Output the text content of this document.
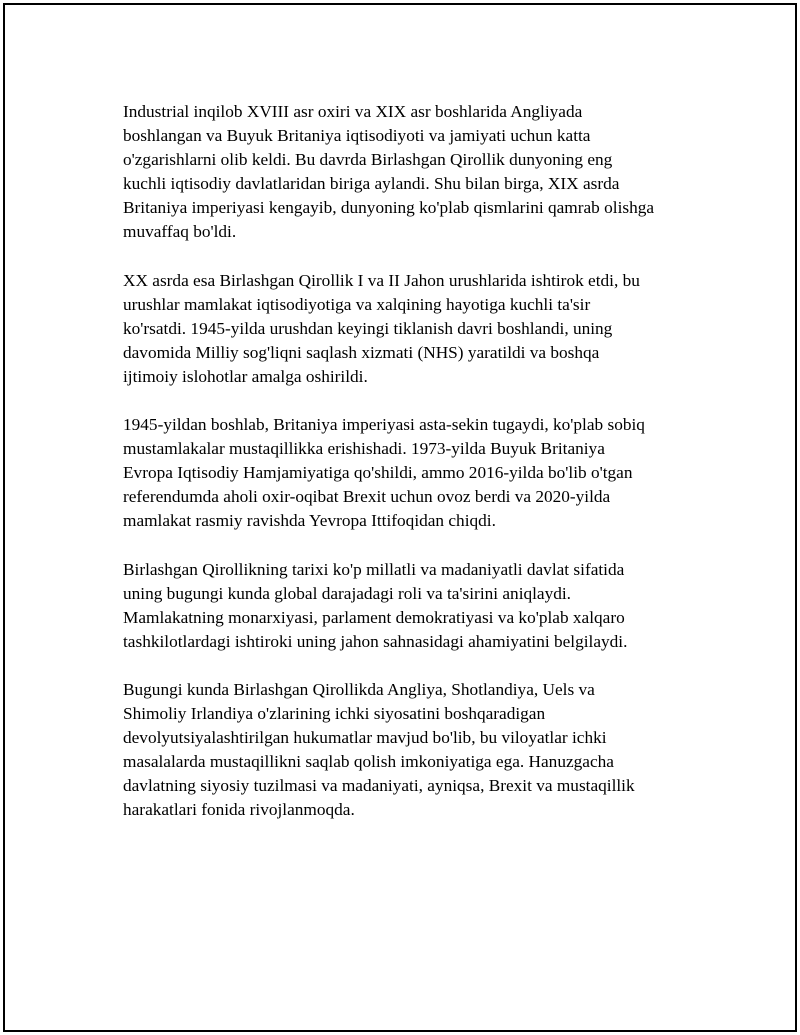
Industrial inqilob XVIII asr oxiri va XIX asr boshlarida Angliyada
boshlangan va Buyuk Britaniya iqtisodiyoti va jamiyati uchun katta
o'zgarishlarni olib keldi. Bu davrda Birlashgan Qirollik dunyoning eng
kuchli iqtisodiy davlatlaridan biriga aylandi. Shu bilan birga, XIX asrda
Britaniya imperiyasi kengayib, dunyoning ko'plab qismlarini qamrab olishga
muvaffaq bo'ldi.

XX asrda esa Birlashgan Qirollik I va II Jahon urushlarida ishtirok etdi, bu
urushlar mamlakat iqtisodiyotiga va xalqining hayotiga kuchli ta'sir
ko'rsatdi. 1945-yilda urushdan keyingi tiklanish davri boshlandi, uning
davomida Milliy sog'liqni saqlash xizmati (NHS) yaratildi va boshqa
ijtimoiy islohotlar amalga oshirildi.

1945-yildan boshlab, Britaniya imperiyasi asta-sekin tugaydi, ko'plab sobiq
mustamlakalar mustaqillikka erishishadi. 1973-yilda Buyuk Britaniya
Evropa Iqtisodiy Hamjamiyatiga qo'shildi, ammo 2016-yilda bo'lib o'tgan
referendumda aholi oxir-oqibat Brexit uchun ovoz berdi va 2020-yilda
mamlakat rasmiy ravishda Yevropa Ittifoqidan chiqdi.

Birlashgan Qirollikning tarixi ko'p millatli va madaniyatli davlat sifatida
uning bugungi kunda global darajadagi roli va ta'sirini aniqlaydi.
Mamlakatning monarxiyasi, parlament demokratiyasi va ko'plab xalqaro
tashkilotlardagi ishtiroki uning jahon sahnasidagi ahamiyatini belgilaydi.

Bugungi kunda Birlashgan Qirollikda Angliya, Shotlandiya, Uels va
Shimoliy Irlandiya o'zlarining ichki siyosatini boshqaradigan
devolyutsiyalashtirilgan hukumatlar mavjud bo'lib, bu viloyatlar ichki
masalalarda mustaqillikni saqlab qolish imkoniyatiga ega. Hanuzgacha
davlatning siyosiy tuzilmasi va madaniyati, ayniqsa, Brexit va mustaqillik
harakatlari fonida rivojlanmoqda.
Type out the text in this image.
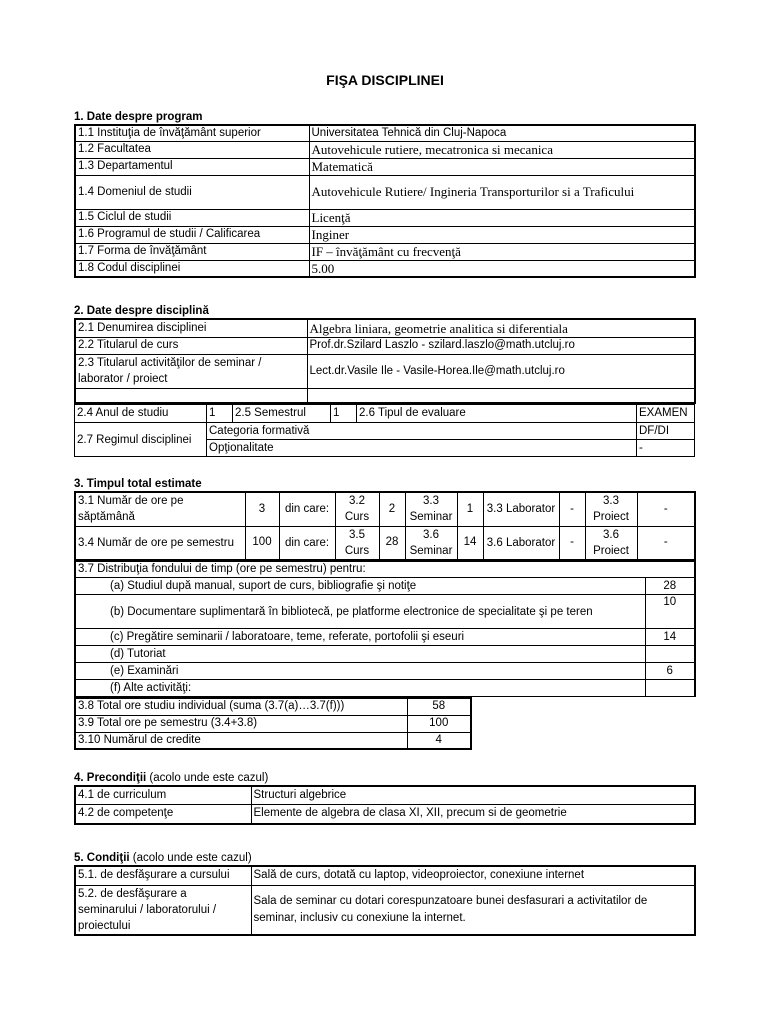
FIŞA DISCIPLINEI
1. Date despre program
1.1 Instituţia de învăţământ superior	Universitatea Tehnică din Cluj-Napoca
1.2 Facultatea	Autovehicule rutiere, mecatronica si mecanica
1.3 Departamentul	Matematică
1.4 Domeniul de studii	Autovehicule Rutiere/ Ingineria Transporturilor si a Traficului
1.5 Ciclul de studii	Licenţă
1.6 Programul de studii / Calificarea	Inginer
1.7 Forma de învăţământ	IF – învăţământ cu frecvenţă
1.8 Codul disciplinei	5.00
2. Date despre disciplină
2.1 Denumirea disciplinei	Algebra liniara, geometrie analitica si diferentiala
2.2 Titularul de curs	Prof.dr.Szilard Laszlo - szilard.laszlo@math.utcluj.ro
2.3 Titularul activităţilor de seminar / laborator / proiect	Lect.dr.Vasile Ile - Vasile-Horea.Ile@math.utcluj.ro

2.4 Anul de studiu	1	2.5 Semestrul	1	2.6 Tipul de evaluare	EXAMEN
2.7 Regimul disciplinei	Categoria formativă				DF/DI
	Opţionalitate				-
3. Timpul total estimate
3.1 Număr de ore pe săptămână	3	din care:	3.2 Curs	2	3.3 Seminar	1	3.3 Laborator	-	3.3 Proiect	-
3.4 Număr de ore pe semestru	100	din care:	3.5 Curs	28	3.6 Seminar	14	3.6 Laborator	-	3.6 Proiect	-
3.7 Distribuţia fondului de timp (ore pe semestru) pentru:	
(a) Studiul după manual, suport de curs, bibliografie şi notiţe	28
(b) Documentare suplimentară în bibliotecă, pe platforme electronice de specialitate şi pe teren	10
(c) Pregătire seminarii / laboratoare, teme, referate, portofolii şi eseuri	14
(d) Tutoriat	
(e) Examinări	6
(f) Alte activităţi:	
3.8 Total ore studiu individual (suma (3.7(a)…3.7(f)))	58
3.9 Total ore pe semestru (3.4+3.8)	100
3.10 Numărul de credite	4
4. Precondiţii (acolo unde este cazul)
4.1 de curriculum	Structuri algebrice
4.2 de competenţe	Elemente de algebra de clasa XI, XII, precum si de geometrie
5. Condiţii (acolo unde este cazul)
5.1. de desfăşurare a cursului	Sală de curs, dotată cu laptop, videoproiector, conexiune internet
5.2. de desfăşurare a seminarului / laboratorului / proiectului	Sala de seminar cu dotari corespunzatoare bunei desfasurari a activitatilor de seminar, inclusiv cu conexiune la internet.
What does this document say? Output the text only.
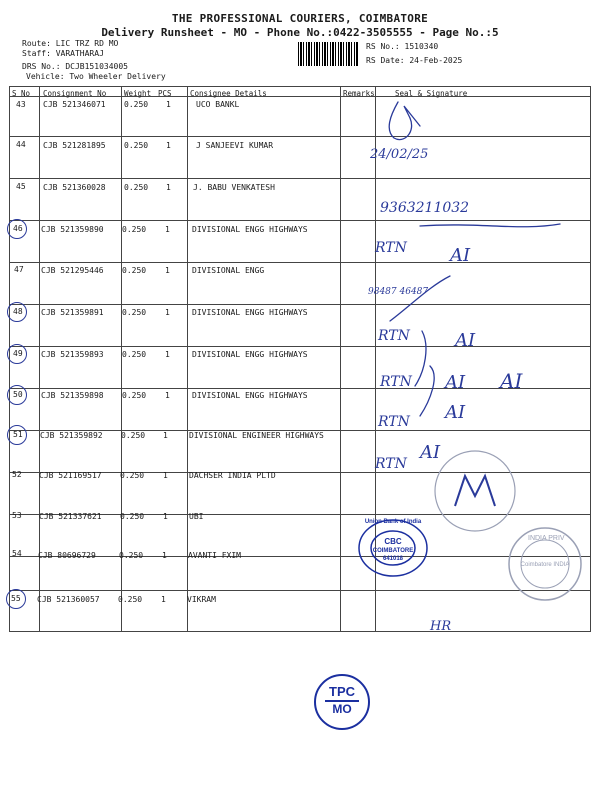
THE PROFESSIONAL COURIERS, COIMBATORE
Delivery Runsheet - MO - Phone No.:0422-3505555 - Page No.:5
Route: LIC TRZ RD MO
Staff: VARATHARAJ
DRS No.: DCJB151034005
Vehicle: Two Wheeler Delivery
RS No.: 1510340
RS Date: 24-Feb-2025
S No Consignment No Weight PCS Consignee Details	Remarks	Seal & Signature
43 CJB 521346071 0.250 1	UCO BANKL
44 CJB 521281895 0.250 1	J SANJEEVI KUMAR
45 CJB 521360028 0.250 1	J. BABU VENKATESH
46 CJB 521359890 0.250 1	DIVISIONAL ENGG HIGHWAYS
47 CJB 521295446 0.250 1	DIVISIONAL ENGG
48 CJB 521359891 0.250 1	DIVISIONAL ENGG HIGHWAYS
49 CJB 521359893 0.250 1	DIVISIONAL ENGG HIGHWAYS
50 CJB 521359898 0.250 1	DIVISIONAL ENGG HIGHWAYS
51 CJB 521359892 0.250 1	DIVISIONAL ENGINEER HIGHWAYS
52 CJB 521169517 0.250 1	DACHSER INDIA PLTD
53 CJB 521337621 0.250 1	UBI
54 CJB 80696729	0.250 1	AVANTI FXIM
55 CJB 521360057 0.250 1	VIKRAM
24/02/25
9363211032
RTN AI
98487 46487
RTN	AI
RTN AI AI
RTN AI
RTN
AI
HR
INDIA PRIV
Coimbatore INDIA
Union Bank of India
CBC
COIMBATORE
641018
TPC
MO
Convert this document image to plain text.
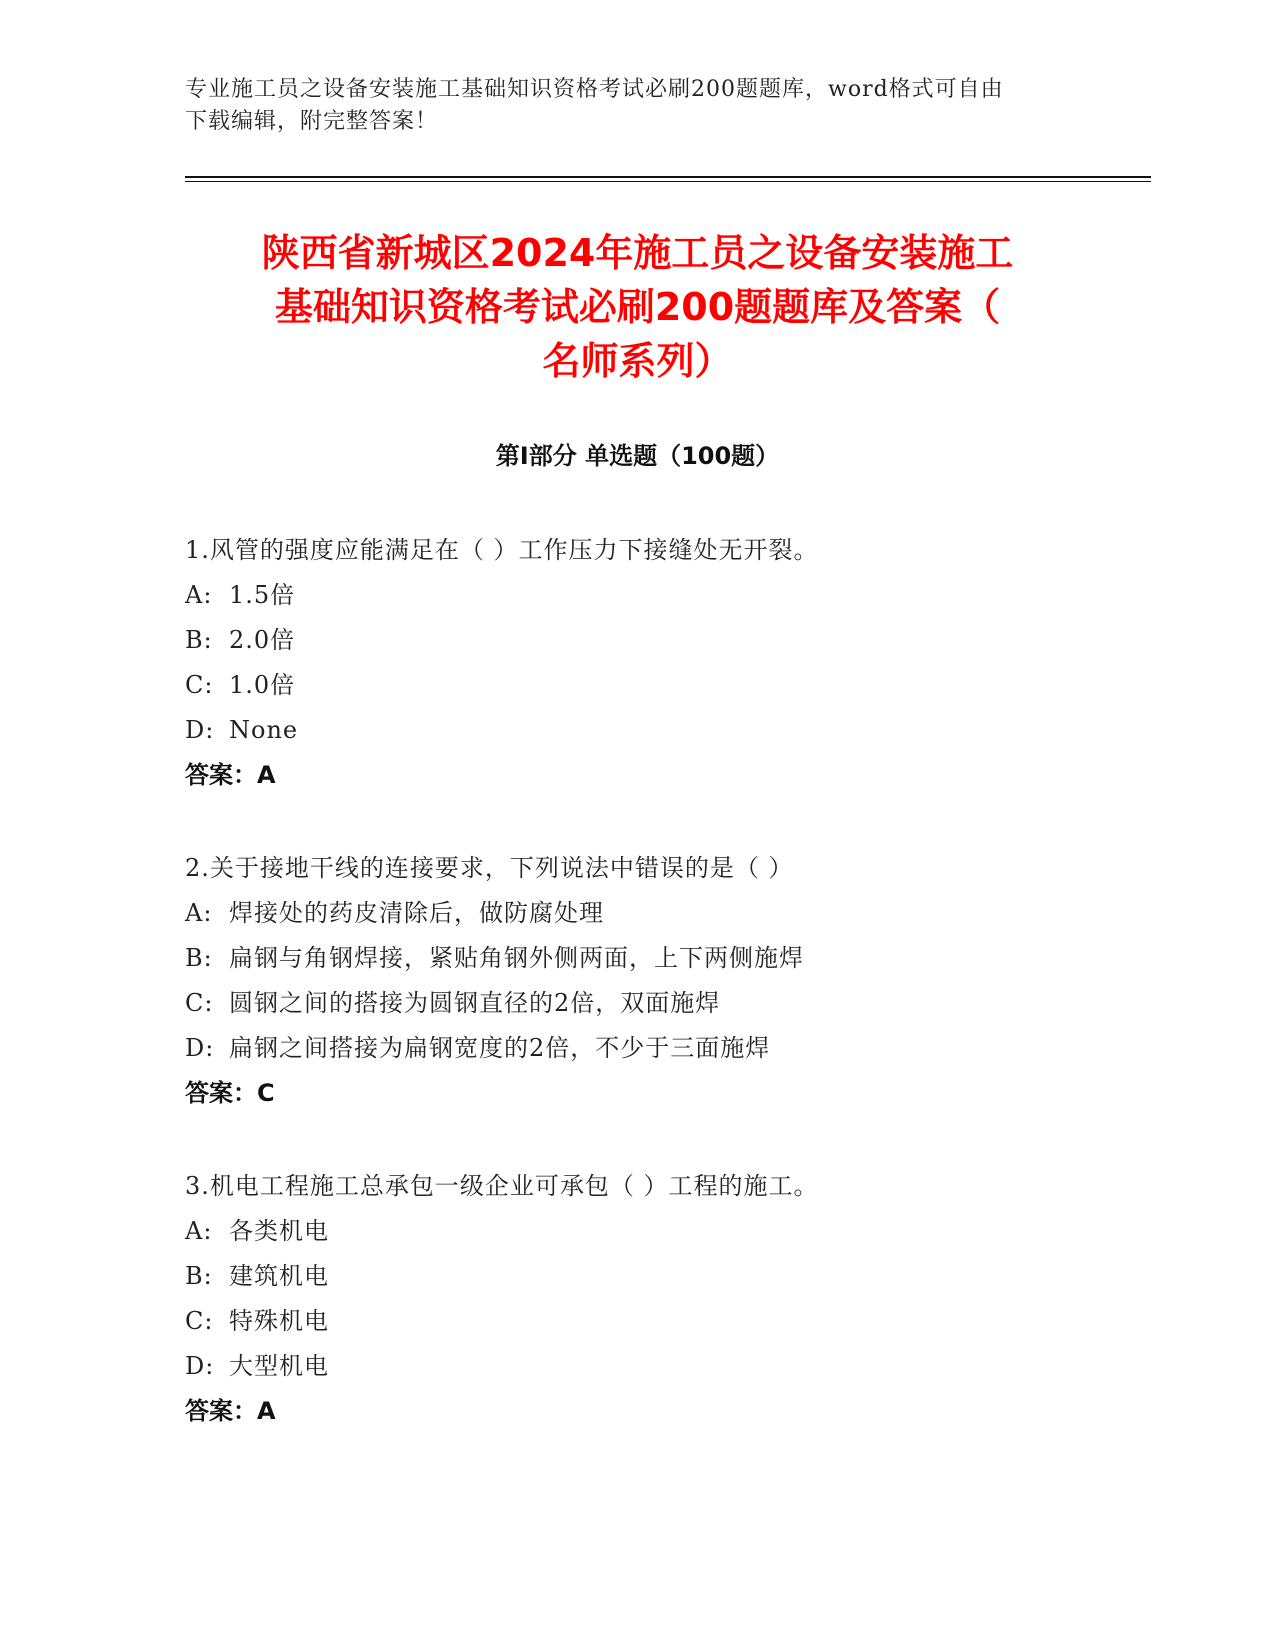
专业施工员之设备安装施工基础知识资格考试必刷200题题库，word格式可自由
下载编辑，附完整答案！
陕西省新城区2024年施工员之设备安装施工
基础知识资格考试必刷200题题库及答案（
名师系列）
第Ⅰ部分 单选题（100题）
1.风管的强度应能满足在（ ）工作压力下接缝处无开裂。
A: 1.5倍
B: 2.0倍
C: 1.0倍
D: None
答案：A
2.关于接地干线的连接要求，下列说法中错误的是（ ）
A: 焊接处的药皮清除后，做防腐处理
B: 扁钢与角钢焊接，紧贴角钢外侧两面，上下两侧施焊
C: 圆钢之间的搭接为圆钢直径的2倍，双面施焊
D: 扁钢之间搭接为扁钢宽度的2倍，不少于三面施焊
答案：C
3.机电工程施工总承包一级企业可承包（ ）工程的施工。
A: 各类机电
B: 建筑机电
C: 特殊机电
D: 大型机电
答案：A
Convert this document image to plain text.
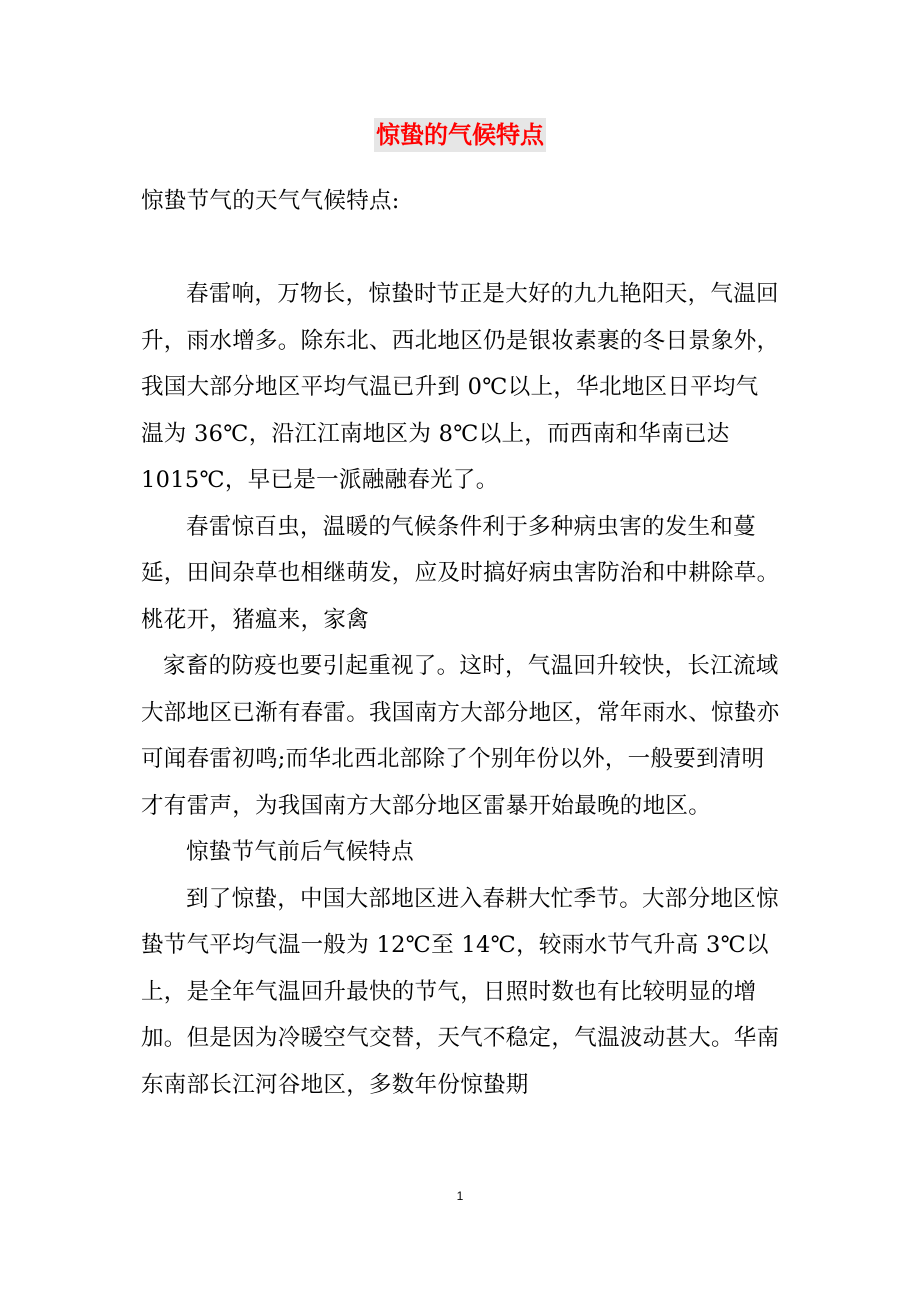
惊蛰的气候特点

惊蛰节气的天气气候特点:

春雷响，万物长，惊蛰时节正是大好的九九艳阳天，气温回升，雨水增多。除东北、西北地区仍是银妆素裹的冬日景象外，我国大部分地区平均气温已升到 0℃以上，华北地区日平均气温为 36℃，沿江江南地区为 8℃以上，而西南和华南已达 1015℃，早已是一派融融春光了。

春雷惊百虫，温暖的气候条件利于多种病虫害的发生和蔓延，田间杂草也相继萌发，应及时搞好病虫害防治和中耕除草。桃花开，猪瘟来，家禽

家畜的防疫也要引起重视了。这时，气温回升较快，长江流域大部地区已渐有春雷。我国南方大部分地区，常年雨水、惊蛰亦可闻春雷初鸣;而华北西北部除了个别年份以外，一般要到清明才有雷声，为我国南方大部分地区雷暴开始最晚的地区。

惊蛰节气前后气候特点

到了惊蛰，中国大部地区进入春耕大忙季节。大部分地区惊蛰节气平均气温一般为 12℃至 14℃，较雨水节气升高 3℃以上，是全年气温回升最快的节气，日照时数也有比较明显的增加。但是因为冷暖空气交替，天气不稳定，气温波动甚大。华南东南部长江河谷地区，多数年份惊蛰期

1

====

**What you have to do:**
How many lines of these entries contain the string "geometrie"? Reply with the number alone.

**Full solution:**
2